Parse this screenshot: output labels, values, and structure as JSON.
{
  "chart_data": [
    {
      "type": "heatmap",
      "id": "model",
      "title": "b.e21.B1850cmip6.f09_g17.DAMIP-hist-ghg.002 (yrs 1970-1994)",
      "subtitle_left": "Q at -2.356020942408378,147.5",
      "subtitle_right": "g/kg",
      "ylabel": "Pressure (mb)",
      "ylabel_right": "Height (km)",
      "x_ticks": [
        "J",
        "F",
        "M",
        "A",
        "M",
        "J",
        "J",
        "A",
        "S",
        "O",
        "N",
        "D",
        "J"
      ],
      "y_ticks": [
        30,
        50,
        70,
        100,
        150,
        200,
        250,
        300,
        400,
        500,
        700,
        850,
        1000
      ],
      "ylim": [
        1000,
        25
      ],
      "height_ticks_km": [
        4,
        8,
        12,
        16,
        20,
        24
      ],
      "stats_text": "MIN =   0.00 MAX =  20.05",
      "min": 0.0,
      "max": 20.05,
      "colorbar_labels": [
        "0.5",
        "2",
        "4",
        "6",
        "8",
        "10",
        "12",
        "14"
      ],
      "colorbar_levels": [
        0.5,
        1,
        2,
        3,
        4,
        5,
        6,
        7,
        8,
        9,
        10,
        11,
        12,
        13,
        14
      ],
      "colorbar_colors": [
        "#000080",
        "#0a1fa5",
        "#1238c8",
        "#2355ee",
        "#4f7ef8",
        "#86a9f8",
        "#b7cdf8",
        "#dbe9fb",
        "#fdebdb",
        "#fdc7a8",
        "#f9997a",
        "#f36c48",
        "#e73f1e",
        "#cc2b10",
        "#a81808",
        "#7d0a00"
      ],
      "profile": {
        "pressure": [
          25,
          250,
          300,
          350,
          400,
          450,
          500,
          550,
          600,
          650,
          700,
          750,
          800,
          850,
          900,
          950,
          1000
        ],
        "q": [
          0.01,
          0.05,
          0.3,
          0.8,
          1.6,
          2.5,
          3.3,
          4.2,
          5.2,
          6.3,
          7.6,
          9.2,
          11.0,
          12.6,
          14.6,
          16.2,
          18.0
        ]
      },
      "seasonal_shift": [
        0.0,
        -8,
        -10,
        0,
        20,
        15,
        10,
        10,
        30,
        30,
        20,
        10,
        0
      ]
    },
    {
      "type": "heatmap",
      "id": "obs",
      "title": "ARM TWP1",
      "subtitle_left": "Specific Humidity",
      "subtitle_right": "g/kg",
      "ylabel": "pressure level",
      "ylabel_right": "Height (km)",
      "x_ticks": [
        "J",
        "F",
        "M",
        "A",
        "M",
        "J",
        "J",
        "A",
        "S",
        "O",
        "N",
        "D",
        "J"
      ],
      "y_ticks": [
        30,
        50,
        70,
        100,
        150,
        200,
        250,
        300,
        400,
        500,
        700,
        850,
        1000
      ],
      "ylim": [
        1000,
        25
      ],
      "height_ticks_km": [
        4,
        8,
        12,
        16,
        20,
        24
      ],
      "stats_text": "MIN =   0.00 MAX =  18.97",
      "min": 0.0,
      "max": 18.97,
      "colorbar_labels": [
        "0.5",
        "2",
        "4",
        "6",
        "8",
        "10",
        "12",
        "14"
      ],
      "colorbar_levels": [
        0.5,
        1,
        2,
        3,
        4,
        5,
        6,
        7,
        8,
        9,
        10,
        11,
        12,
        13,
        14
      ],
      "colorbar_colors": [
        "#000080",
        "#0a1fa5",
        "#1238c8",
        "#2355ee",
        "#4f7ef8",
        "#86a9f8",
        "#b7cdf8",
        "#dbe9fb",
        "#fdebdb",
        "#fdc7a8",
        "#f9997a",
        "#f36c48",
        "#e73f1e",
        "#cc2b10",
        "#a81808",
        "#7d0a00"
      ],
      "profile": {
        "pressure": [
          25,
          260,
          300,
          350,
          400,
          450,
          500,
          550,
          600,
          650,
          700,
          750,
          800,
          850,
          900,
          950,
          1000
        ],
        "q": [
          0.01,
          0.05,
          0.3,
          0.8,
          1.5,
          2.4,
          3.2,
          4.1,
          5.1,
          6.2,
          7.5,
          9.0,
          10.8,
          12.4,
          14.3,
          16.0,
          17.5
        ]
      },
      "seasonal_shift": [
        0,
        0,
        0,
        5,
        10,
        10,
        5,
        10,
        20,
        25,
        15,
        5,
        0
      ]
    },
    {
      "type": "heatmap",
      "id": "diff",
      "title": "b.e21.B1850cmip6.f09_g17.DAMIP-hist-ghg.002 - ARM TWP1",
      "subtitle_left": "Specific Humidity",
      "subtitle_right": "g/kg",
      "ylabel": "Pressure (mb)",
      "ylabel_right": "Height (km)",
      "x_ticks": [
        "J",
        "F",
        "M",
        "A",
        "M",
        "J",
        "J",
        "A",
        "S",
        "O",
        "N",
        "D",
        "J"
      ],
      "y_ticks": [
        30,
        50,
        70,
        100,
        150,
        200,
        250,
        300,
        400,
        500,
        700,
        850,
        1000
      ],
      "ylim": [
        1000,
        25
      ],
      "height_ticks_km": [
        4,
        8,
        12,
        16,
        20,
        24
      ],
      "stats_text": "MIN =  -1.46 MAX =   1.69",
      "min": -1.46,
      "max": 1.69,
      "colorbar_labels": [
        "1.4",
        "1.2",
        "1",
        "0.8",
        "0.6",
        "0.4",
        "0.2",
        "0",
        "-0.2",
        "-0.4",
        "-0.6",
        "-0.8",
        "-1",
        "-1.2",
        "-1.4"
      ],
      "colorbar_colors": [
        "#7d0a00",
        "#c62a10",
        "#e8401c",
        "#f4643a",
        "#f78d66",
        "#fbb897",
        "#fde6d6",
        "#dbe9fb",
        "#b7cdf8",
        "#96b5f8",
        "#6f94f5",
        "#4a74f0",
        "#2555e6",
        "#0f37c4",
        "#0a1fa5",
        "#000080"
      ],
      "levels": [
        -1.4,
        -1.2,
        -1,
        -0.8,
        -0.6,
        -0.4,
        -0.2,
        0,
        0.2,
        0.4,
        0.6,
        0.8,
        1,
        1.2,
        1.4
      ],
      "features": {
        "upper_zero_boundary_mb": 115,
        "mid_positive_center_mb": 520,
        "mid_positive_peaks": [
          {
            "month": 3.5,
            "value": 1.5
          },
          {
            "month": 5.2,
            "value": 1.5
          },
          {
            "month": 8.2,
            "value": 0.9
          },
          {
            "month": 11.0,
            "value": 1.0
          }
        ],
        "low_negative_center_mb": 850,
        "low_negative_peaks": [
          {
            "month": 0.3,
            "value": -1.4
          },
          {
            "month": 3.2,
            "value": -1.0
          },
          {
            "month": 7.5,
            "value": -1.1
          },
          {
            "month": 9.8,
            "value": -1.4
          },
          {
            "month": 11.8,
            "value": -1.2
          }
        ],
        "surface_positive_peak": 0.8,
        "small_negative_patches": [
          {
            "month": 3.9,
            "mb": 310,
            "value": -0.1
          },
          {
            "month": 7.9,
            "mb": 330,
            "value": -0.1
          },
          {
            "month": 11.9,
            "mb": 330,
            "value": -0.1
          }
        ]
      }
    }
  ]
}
=-=-=
*AIM*. All of the entries need to be reproduced exactly; please write them out.

*OUTPUT OF THE TASK*.
Parse this screenshot: output labels, values, and structure as JSON.
{
  "chart_data": [
    {
      "type": "heatmap",
      "id": "model",
      "title": "b.e21.B1850cmip6.f09_g17.DAMIP-hist-ghg.002 (yrs 1970-1994)",
      "subtitle_left": "Q at -2.356020942408378,147.5",
      "subtitle_right": "g/kg",
      "ylabel": "Pressure (mb)",
      "ylabel_right": "Height (km)",
      "x_ticks": [
        "J",
        "F",
        "M",
        "A",
        "M",
        "J",
        "J",
        "A",
        "S",
        "O",
        "N",
        "D",
        "J"
      ],
      "y_ticks": [
        30,
        50,
        70,
        100,
        150,
        200,
        250,
        300,
        400,
        500,
        700,
        850,
        1000
      ],
      "ylim": [
        1000,
        25
      ],
      "height_ticks_km": [
        4,
        8,
        12,
        16,
        20,
        24
      ],
      "stats_text": "MIN =   0.00 MAX =  20.05",
      "min": 0.0,
      "max": 20.05,
      "colorbar_labels": [
        "0.5",
        "2",
        "4",
        "6",
        "8",
        "10",
        "12",
        "14"
      ],
      "colorbar_levels": [
        0.5,
        1,
        2,
        3,
        4,
        5,
        6,
        7,
        8,
        9,
        10,
        11,
        12,
        13,
        14
      ],
      "colorbar_colors": [
        "#000080",
        "#0a1fa5",
        "#1238c8",
        "#2355ee",
        "#4f7ef8",
        "#86a9f8",
        "#b7cdf8",
        "#dbe9fb",
        "#fdebdb",
        "#fdc7a8",
        "#f9997a",
        "#f36c48",
        "#e73f1e",
        "#cc2b10",
        "#a81808",
        "#7d0a00"
      ],
      "profile": {
        "pressure": [
          25,
          250,
          300,
          350,
          400,
          450,
          500,
          550,
          600,
          650,
          700,
          750,
          800,
          850,
          900,
          950,
          1000
        ],
        "q": [
          0.01,
          0.05,
          0.3,
          0.8,
          1.6,
          2.5,
          3.3,
          4.2,
          5.2,
          6.3,
          7.6,
          9.2,
          11.0,
          12.6,
          14.6,
          16.2,
          18.0
        ]
      },
      "seasonal_shift": [
        0.0,
        -8,
        -10,
        0,
        20,
        15,
        10,
        10,
        30,
        30,
        20,
        10,
        0
      ]
    },
    {
      "type": "heatmap",
      "id": "obs",
      "title": "ARM TWP1",
      "subtitle_left": "Specific Humidity",
      "subtitle_right": "g/kg",
      "ylabel": "pressure level",
      "ylabel_right": "Height (km)",
      "x_ticks": [
        "J",
        "F",
        "M",
        "A",
        "M",
        "J",
        "J",
        "A",
        "S",
        "O",
        "N",
        "D",
        "J"
      ],
      "y_ticks": [
        30,
        50,
        70,
        100,
        150,
        200,
        250,
        300,
        400,
        500,
        700,
        850,
        1000
      ],
      "ylim": [
        1000,
        25
      ],
      "height_ticks_km": [
        4,
        8,
        12,
        16,
        20,
        24
      ],
      "stats_text": "MIN =   0.00 MAX =  18.97",
      "min": 0.0,
      "max": 18.97,
      "colorbar_labels": [
        "0.5",
        "2",
        "4",
        "6",
        "8",
        "10",
        "12",
        "14"
      ],
      "colorbar_levels": [
        0.5,
        1,
        2,
        3,
        4,
        5,
        6,
        7,
        8,
        9,
        10,
        11,
        12,
        13,
        14
      ],
      "colorbar_colors": [
        "#000080",
        "#0a1fa5",
        "#1238c8",
        "#2355ee",
        "#4f7ef8",
        "#86a9f8",
        "#b7cdf8",
        "#dbe9fb",
        "#fdebdb",
        "#fdc7a8",
        "#f9997a",
        "#f36c48",
        "#e73f1e",
        "#cc2b10",
        "#a81808",
        "#7d0a00"
      ],
      "profile": {
        "pressure": [
          25,
          260,
          300,
          350,
          400,
          450,
          500,
          550,
          600,
          650,
          700,
          750,
          800,
          850,
          900,
          950,
          1000
        ],
        "q": [
          0.01,
          0.05,
          0.3,
          0.8,
          1.5,
          2.4,
          3.2,
          4.1,
          5.1,
          6.2,
          7.5,
          9.0,
          10.8,
          12.4,
          14.3,
          16.0,
          17.5
        ]
      },
      "seasonal_shift": [
        0,
        0,
        0,
        5,
        10,
        10,
        5,
        10,
        20,
        25,
        15,
        5,
        0
      ]
    },
    {
      "type": "heatmap",
      "id": "diff",
      "title": "b.e21.B1850cmip6.f09_g17.DAMIP-hist-ghg.002 - ARM TWP1",
      "subtitle_left": "Specific Humidity",
      "subtitle_right": "g/kg",
      "ylabel": "Pressure (mb)",
      "ylabel_right": "Height (km)",
      "x_ticks": [
        "J",
        "F",
        "M",
        "A",
        "M",
        "J",
        "J",
        "A",
        "S",
        "O",
        "N",
        "D",
        "J"
      ],
      "y_ticks": [
        30,
        50,
        70,
        100,
        150,
        200,
        250,
        300,
        400,
        500,
        700,
        850,
        1000
      ],
      "ylim": [
        1000,
        25
      ],
      "height_ticks_km": [
        4,
        8,
        12,
        16,
        20,
        24
      ],
      "stats_text": "MIN =  -1.46 MAX =   1.69",
      "min": -1.46,
      "max": 1.69,
      "colorbar_labels": [
        "1.4",
        "1.2",
        "1",
        "0.8",
        "0.6",
        "0.4",
        "0.2",
        "0",
        "-0.2",
        "-0.4",
        "-0.6",
        "-0.8",
        "-1",
        "-1.2",
        "-1.4"
      ],
      "colorbar_colors": [
        "#7d0a00",
        "#c62a10",
        "#e8401c",
        "#f4643a",
        "#f78d66",
        "#fbb897",
        "#fde6d6",
        "#dbe9fb",
        "#b7cdf8",
        "#96b5f8",
        "#6f94f5",
        "#4a74f0",
        "#2555e6",
        "#0f37c4",
        "#0a1fa5",
        "#000080"
      ],
      "levels": [
        -1.4,
        -1.2,
        -1,
        -0.8,
        -0.6,
        -0.4,
        -0.2,
        0,
        0.2,
        0.4,
        0.6,
        0.8,
        1,
        1.2,
        1.4
      ],
      "features": {
        "upper_zero_boundary_mb": 115,
        "mid_positive_center_mb": 520,
        "mid_positive_peaks": [
          {
            "month": 3.5,
            "value": 1.5
          },
          {
            "month": 5.2,
            "value": 1.5
          },
          {
            "month": 8.2,
            "value": 0.9
          },
          {
            "month": 11.0,
            "value": 1.0
          }
        ],
        "low_negative_center_mb": 850,
        "low_negative_peaks": [
          {
            "month": 0.3,
            "value": -1.4
          },
          {
            "month": 3.2,
            "value": -1.0
          },
          {
            "month": 7.5,
            "value": -1.1
          },
          {
            "month": 9.8,
            "value": -1.4
          },
          {
            "month": 11.8,
            "value": -1.2
          }
        ],
        "surface_positive_peak": 0.8,
        "small_negative_patches": [
          {
            "month": 3.9,
            "mb": 310,
            "value": -0.1
          },
          {
            "month": 7.9,
            "mb": 330,
            "value": -0.1
          },
          {
            "month": 11.9,
            "mb": 330,
            "value": -0.1
          }
        ]
      }
    }
  ]
}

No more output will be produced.